[Raw material]
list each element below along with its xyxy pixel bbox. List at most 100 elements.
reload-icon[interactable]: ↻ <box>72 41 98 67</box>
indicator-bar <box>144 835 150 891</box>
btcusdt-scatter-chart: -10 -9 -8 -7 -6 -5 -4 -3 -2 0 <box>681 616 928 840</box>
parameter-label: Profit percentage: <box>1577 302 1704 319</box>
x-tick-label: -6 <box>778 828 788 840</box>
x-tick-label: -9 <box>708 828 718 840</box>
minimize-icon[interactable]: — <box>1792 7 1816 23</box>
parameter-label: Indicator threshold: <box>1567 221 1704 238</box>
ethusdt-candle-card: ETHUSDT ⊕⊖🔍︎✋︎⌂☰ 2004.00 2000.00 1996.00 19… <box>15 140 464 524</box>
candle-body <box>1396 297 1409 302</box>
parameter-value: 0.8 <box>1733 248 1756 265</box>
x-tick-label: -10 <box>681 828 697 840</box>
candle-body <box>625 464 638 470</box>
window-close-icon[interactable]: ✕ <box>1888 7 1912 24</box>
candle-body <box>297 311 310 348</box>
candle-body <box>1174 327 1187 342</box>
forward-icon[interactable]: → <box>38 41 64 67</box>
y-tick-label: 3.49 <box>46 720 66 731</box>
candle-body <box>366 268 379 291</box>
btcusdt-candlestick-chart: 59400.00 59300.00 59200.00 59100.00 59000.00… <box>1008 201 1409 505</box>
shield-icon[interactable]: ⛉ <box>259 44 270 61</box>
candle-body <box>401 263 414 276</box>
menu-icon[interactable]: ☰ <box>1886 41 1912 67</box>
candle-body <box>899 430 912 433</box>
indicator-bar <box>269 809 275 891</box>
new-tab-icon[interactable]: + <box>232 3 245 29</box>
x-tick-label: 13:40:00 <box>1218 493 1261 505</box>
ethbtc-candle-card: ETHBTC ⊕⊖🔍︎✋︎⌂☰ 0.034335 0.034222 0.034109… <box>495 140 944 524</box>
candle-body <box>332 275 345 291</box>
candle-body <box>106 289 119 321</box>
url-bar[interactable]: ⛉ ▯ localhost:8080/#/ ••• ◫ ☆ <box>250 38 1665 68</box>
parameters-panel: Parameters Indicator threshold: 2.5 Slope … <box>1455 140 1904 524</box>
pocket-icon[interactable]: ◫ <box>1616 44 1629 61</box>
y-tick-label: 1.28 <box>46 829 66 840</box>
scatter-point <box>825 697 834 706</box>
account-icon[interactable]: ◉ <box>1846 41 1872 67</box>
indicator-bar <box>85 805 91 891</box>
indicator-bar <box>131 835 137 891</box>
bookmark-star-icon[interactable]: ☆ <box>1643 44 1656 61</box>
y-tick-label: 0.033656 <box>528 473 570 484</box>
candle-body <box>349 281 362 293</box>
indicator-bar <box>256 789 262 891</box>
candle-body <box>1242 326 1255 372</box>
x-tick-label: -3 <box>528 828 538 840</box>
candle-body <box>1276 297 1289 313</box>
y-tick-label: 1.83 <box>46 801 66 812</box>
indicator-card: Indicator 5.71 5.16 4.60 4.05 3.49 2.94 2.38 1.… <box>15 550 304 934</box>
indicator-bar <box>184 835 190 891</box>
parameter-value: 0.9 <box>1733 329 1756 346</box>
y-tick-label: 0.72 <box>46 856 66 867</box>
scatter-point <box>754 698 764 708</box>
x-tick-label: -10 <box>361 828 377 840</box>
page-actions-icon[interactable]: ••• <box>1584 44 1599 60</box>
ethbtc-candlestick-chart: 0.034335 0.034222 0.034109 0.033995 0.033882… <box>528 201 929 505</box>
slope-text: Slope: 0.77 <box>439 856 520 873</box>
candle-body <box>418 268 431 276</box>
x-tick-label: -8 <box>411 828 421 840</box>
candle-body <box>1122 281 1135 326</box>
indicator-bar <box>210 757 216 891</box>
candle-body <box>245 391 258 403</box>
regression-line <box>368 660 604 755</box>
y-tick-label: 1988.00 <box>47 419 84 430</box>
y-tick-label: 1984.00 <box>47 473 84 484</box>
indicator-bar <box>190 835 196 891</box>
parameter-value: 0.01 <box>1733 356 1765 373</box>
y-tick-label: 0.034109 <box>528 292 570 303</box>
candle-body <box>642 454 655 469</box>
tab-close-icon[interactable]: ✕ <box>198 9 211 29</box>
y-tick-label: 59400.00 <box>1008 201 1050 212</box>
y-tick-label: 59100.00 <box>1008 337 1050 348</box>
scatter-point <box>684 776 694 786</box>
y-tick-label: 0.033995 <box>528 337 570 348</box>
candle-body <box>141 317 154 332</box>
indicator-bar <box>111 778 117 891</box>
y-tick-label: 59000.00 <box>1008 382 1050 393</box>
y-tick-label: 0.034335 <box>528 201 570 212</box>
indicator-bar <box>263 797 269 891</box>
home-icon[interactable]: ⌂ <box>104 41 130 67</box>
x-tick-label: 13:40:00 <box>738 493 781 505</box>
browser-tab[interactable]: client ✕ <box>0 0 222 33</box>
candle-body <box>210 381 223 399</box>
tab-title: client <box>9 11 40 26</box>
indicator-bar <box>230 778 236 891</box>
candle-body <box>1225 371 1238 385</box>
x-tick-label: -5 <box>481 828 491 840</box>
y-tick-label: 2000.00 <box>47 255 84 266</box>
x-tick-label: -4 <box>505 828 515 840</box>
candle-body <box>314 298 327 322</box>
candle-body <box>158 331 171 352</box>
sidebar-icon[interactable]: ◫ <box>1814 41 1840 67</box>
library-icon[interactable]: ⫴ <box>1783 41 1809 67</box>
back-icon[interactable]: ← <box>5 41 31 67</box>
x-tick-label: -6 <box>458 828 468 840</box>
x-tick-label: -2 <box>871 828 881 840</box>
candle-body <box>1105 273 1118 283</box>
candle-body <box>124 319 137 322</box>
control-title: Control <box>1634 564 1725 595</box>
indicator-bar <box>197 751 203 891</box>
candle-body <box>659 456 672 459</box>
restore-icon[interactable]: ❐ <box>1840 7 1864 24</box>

§ **Problem to solve**: Copy out every line of the material above word for word, without changing anything.

§ **Full output**:
list each element below along with its xyxy pixel bbox. List at most 100 elements.
reload-icon[interactable]: ↻ <box>72 41 98 67</box>
indicator-bar <box>144 835 150 891</box>
btcusdt-scatter-chart: -10 -9 -8 -7 -6 -5 -4 -3 -2 0 <box>681 616 928 840</box>
parameter-label: Profit percentage: <box>1577 302 1704 319</box>
x-tick-label: -6 <box>778 828 788 840</box>
x-tick-label: -9 <box>708 828 718 840</box>
minimize-icon[interactable]: — <box>1792 7 1816 23</box>
parameter-label: Indicator threshold: <box>1567 221 1704 238</box>
ethusdt-candle-card: ETHUSDT ⊕⊖🔍︎✋︎⌂☰ 2004.00 2000.00 1996.00 19… <box>15 140 464 524</box>
candle-body <box>1396 297 1409 302</box>
parameter-value: 0.8 <box>1733 248 1756 265</box>
x-tick-label: -10 <box>681 828 697 840</box>
candle-body <box>625 464 638 470</box>
window-close-icon[interactable]: ✕ <box>1888 7 1912 24</box>
candle-body <box>297 311 310 348</box>
candle-body <box>1174 327 1187 342</box>
forward-icon[interactable]: → <box>38 41 64 67</box>
y-tick-label: 3.49 <box>46 720 66 731</box>
candle-body <box>366 268 379 291</box>
btcusdt-candlestick-chart: 59400.00 59300.00 59200.00 59100.00 59000.00… <box>1008 201 1409 505</box>
shield-icon[interactable]: ⛉ <box>259 44 270 61</box>
candle-body <box>401 263 414 276</box>
menu-icon[interactable]: ☰ <box>1886 41 1912 67</box>
candle-body <box>899 430 912 433</box>
indicator-bar <box>269 809 275 891</box>
new-tab-icon[interactable]: + <box>232 3 245 29</box>
x-tick-label: 13:40:00 <box>1218 493 1261 505</box>
ethbtc-candle-card: ETHBTC ⊕⊖🔍︎✋︎⌂☰ 0.034335 0.034222 0.034109… <box>495 140 944 524</box>
candle-body <box>332 275 345 291</box>
candle-body <box>106 289 119 321</box>
url-bar[interactable]: ⛉ ▯ localhost:8080/#/ ••• ◫ ☆ <box>250 38 1665 68</box>
parameters-panel: Parameters Indicator threshold: 2.5 Slope … <box>1455 140 1904 524</box>
pocket-icon[interactable]: ◫ <box>1616 44 1629 61</box>
y-tick-label: 1.28 <box>46 829 66 840</box>
scatter-point <box>825 697 834 706</box>
account-icon[interactable]: ◉ <box>1846 41 1872 67</box>
indicator-bar <box>85 805 91 891</box>
indicator-bar <box>131 835 137 891</box>
bookmark-star-icon[interactable]: ☆ <box>1643 44 1656 61</box>
y-tick-label: 0.033656 <box>528 473 570 484</box>
candle-body <box>349 281 362 293</box>
indicator-bar <box>256 789 262 891</box>
candle-body <box>1242 326 1255 372</box>
x-tick-label: -3 <box>528 828 538 840</box>
candle-body <box>1276 297 1289 313</box>
y-tick-label: 1.83 <box>46 801 66 812</box>
indicator-card: Indicator 5.71 5.16 4.60 4.05 3.49 2.94 2.38 1.… <box>15 550 304 934</box>
indicator-bar <box>184 835 190 891</box>
parameter-value: 0.9 <box>1733 329 1756 346</box>
y-tick-label: 0.72 <box>46 856 66 867</box>
scatter-point <box>754 698 764 708</box>
x-tick-label: -10 <box>361 828 377 840</box>
page-actions-icon[interactable]: ••• <box>1584 44 1599 60</box>
ethbtc-candlestick-chart: 0.034335 0.034222 0.034109 0.033995 0.033882… <box>528 201 929 505</box>
slope-text: Slope: 0.77 <box>439 856 520 873</box>
candle-body <box>418 268 431 276</box>
x-tick-label: -8 <box>411 828 421 840</box>
candle-body <box>1122 281 1135 326</box>
indicator-bar <box>210 757 216 891</box>
candle-body <box>245 391 258 403</box>
regression-line <box>368 660 604 755</box>
y-tick-label: 1988.00 <box>47 419 84 430</box>
y-tick-label: 1984.00 <box>47 473 84 484</box>
indicator-bar <box>190 835 196 891</box>
parameter-value: 0.01 <box>1733 356 1765 373</box>
y-tick-label: 0.034109 <box>528 292 570 303</box>
candle-body <box>642 454 655 469</box>
tab-close-icon[interactable]: ✕ <box>198 9 211 29</box>
y-tick-label: 59400.00 <box>1008 201 1050 212</box>
y-tick-label: 59100.00 <box>1008 337 1050 348</box>
scatter-point <box>684 776 694 786</box>
y-tick-label: 0.033995 <box>528 337 570 348</box>
candle-body <box>141 317 154 332</box>
indicator-bar <box>111 778 117 891</box>
y-tick-label: 59000.00 <box>1008 382 1050 393</box>
y-tick-label: 0.034335 <box>528 201 570 212</box>
indicator-bar <box>263 797 269 891</box>
home-icon[interactable]: ⌂ <box>104 41 130 67</box>
x-tick-label: 13:40:00 <box>738 493 781 505</box>
browser-tab[interactable]: client ✕ <box>0 0 222 33</box>
candle-body <box>210 381 223 399</box>
tab-title: client <box>9 11 40 26</box>
indicator-bar <box>230 778 236 891</box>
candle-body <box>1225 371 1238 385</box>
x-tick-label: -5 <box>481 828 491 840</box>
y-tick-label: 2000.00 <box>47 255 84 266</box>
x-tick-label: -4 <box>505 828 515 840</box>
candle-body <box>314 298 327 322</box>
candle-body <box>158 331 171 352</box>
sidebar-icon[interactable]: ◫ <box>1814 41 1840 67</box>
library-icon[interactable]: ⫴ <box>1783 41 1809 67</box>
back-icon[interactable]: ← <box>5 41 31 67</box>
x-tick-label: -6 <box>458 828 468 840</box>
x-tick-label: -2 <box>871 828 881 840</box>
candle-body <box>1105 273 1118 283</box>
candle-body <box>124 319 137 322</box>
control-title: Control <box>1634 564 1725 595</box>
indicator-bar <box>197 751 203 891</box>
candle-body <box>659 456 672 459</box>
restore-icon[interactable]: ❐ <box>1840 7 1864 24</box>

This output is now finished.